- _What you need to do_:
Write out all the data again, exactly as it stands.

- _Exercise input_:
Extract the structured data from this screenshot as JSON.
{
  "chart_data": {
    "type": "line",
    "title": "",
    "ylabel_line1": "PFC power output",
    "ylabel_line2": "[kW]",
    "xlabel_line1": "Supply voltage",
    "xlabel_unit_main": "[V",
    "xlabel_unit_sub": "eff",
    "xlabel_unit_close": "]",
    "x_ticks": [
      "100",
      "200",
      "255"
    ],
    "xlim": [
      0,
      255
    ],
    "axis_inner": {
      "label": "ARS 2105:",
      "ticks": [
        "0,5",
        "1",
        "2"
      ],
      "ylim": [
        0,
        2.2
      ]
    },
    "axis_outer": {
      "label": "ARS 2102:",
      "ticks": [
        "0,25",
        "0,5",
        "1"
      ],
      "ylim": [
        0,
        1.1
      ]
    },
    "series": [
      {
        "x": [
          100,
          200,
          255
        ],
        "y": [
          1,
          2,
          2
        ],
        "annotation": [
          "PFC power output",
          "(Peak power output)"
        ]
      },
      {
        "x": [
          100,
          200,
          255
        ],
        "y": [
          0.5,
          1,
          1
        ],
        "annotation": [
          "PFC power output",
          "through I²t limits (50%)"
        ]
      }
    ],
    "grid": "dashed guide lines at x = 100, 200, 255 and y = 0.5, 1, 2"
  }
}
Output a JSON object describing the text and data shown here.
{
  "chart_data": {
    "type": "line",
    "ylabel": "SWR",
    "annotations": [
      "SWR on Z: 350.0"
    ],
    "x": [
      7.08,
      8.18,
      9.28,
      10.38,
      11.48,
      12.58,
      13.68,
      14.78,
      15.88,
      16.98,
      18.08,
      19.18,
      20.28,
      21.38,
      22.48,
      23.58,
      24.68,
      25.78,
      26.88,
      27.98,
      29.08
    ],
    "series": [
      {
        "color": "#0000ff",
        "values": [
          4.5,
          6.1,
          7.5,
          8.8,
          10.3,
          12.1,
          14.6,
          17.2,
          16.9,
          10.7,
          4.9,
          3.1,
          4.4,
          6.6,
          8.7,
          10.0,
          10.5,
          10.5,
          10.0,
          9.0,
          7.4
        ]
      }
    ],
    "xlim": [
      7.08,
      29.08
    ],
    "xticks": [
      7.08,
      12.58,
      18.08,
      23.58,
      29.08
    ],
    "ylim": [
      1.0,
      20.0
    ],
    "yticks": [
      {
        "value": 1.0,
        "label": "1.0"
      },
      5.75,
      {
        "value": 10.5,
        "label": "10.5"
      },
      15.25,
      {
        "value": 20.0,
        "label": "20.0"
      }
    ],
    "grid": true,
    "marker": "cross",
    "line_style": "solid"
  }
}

- _Solution to this problem_:
Extract the structured data from this screenshot as JSON.
{
  "chart_data": {
    "type": "line",
    "title": "",
    "ylabel_line1": "PFC power output",
    "ylabel_line2": "[kW]",
    "xlabel_line1": "Supply voltage",
    "xlabel_unit_main": "[V",
    "xlabel_unit_sub": "eff",
    "xlabel_unit_close": "]",
    "x_ticks": [
      "100",
      "200",
      "255"
    ],
    "xlim": [
      0,
      255
    ],
    "axis_inner": {
      "label": "ARS 2105:",
      "ticks": [
        "0,5",
        "1",
        "2"
      ],
      "ylim": [
        0,
        2.2
      ]
    },
    "axis_outer": {
      "label": "ARS 2102:",
      "ticks": [
        "0,25",
        "0,5",
        "1"
      ],
      "ylim": [
        0,
        1.1
      ]
    },
    "series": [
      {
        "x": [
          100,
          200,
          255
        ],
        "y": [
          1,
          2,
          2
        ],
        "annotation": [
          "PFC power output",
          "(Peak power output)"
        ]
      },
      {
        "x": [
          100,
          200,
          255
        ],
        "y": [
          0.5,
          1,
          1
        ],
        "annotation": [
          "PFC power output",
          "through I²t limits (50%)"
        ]
      }
    ],
    "grid": "dashed guide lines at x = 100, 200, 255 and y = 0.5, 1, 2"
  }
}
Output a JSON object describing the text and data shown here.
{
  "chart_data": {
    "type": "line",
    "ylabel": "SWR",
    "annotations": [
      "SWR on Z: 350.0"
    ],
    "x": [
      7.08,
      8.18,
      9.28,
      10.38,
      11.48,
      12.58,
      13.68,
      14.78,
      15.88,
      16.98,
      18.08,
      19.18,
      20.28,
      21.38,
      22.48,
      23.58,
      24.68,
      25.78,
      26.88,
      27.98,
      29.08
    ],
    "series": [
      {
        "color": "#0000ff",
        "values": [
          4.5,
          6.1,
          7.5,
          8.8,
          10.3,
          12.1,
          14.6,
          17.2,
          16.9,
          10.7,
          4.9,
          3.1,
          4.4,
          6.6,
          8.7,
          10.0,
          10.5,
          10.5,
          10.0,
          9.0,
          7.4
        ]
      }
    ],
    "xlim": [
      7.08,
      29.08
    ],
    "xticks": [
      7.08,
      12.58,
      18.08,
      23.58,
      29.08
    ],
    "ylim": [
      1.0,
      20.0
    ],
    "yticks": [
      {
        "value": 1.0,
        "label": "1.0"
      },
      5.75,
      {
        "value": 10.5,
        "label": "10.5"
      },
      15.25,
      {
        "value": 20.0,
        "label": "20.0"
      }
    ],
    "grid": true,
    "marker": "cross",
    "line_style": "solid"
  }
}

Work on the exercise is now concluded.